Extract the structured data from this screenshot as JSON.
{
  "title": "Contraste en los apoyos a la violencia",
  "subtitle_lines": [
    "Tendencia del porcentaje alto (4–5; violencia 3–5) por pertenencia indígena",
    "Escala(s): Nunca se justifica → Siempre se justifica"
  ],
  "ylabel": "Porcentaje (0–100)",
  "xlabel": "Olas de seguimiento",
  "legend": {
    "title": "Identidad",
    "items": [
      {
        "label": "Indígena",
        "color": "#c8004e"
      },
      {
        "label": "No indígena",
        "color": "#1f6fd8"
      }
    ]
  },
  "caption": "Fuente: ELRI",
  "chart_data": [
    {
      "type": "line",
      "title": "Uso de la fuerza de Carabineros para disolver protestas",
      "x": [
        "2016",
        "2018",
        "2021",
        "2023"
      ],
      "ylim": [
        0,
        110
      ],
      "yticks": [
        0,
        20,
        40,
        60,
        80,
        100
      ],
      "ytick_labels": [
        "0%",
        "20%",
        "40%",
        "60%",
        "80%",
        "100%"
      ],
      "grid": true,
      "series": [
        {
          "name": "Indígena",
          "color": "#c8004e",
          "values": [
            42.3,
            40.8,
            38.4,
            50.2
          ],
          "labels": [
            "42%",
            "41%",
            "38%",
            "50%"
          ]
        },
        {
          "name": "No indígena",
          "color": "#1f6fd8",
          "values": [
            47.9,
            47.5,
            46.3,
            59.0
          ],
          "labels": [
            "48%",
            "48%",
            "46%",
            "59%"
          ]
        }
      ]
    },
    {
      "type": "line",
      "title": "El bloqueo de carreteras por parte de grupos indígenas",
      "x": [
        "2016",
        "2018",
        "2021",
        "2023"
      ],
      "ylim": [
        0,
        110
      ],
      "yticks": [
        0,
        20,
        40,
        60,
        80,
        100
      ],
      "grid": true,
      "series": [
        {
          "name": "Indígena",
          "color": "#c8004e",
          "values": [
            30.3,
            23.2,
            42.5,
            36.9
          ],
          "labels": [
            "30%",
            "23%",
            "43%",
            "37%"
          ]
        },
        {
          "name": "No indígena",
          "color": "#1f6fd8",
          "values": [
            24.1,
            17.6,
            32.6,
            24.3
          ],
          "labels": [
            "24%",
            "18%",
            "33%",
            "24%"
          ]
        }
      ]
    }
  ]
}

+++

TASK PROMPT
From the entries above, extract every line where the word "violencia" appears.

EXERCISE RESPONSE
  "title": "Contraste en los apoyos a la violencia",
    "Tendencia del porcentaje alto (4–5; violencia 3–5) por pertenencia indígena",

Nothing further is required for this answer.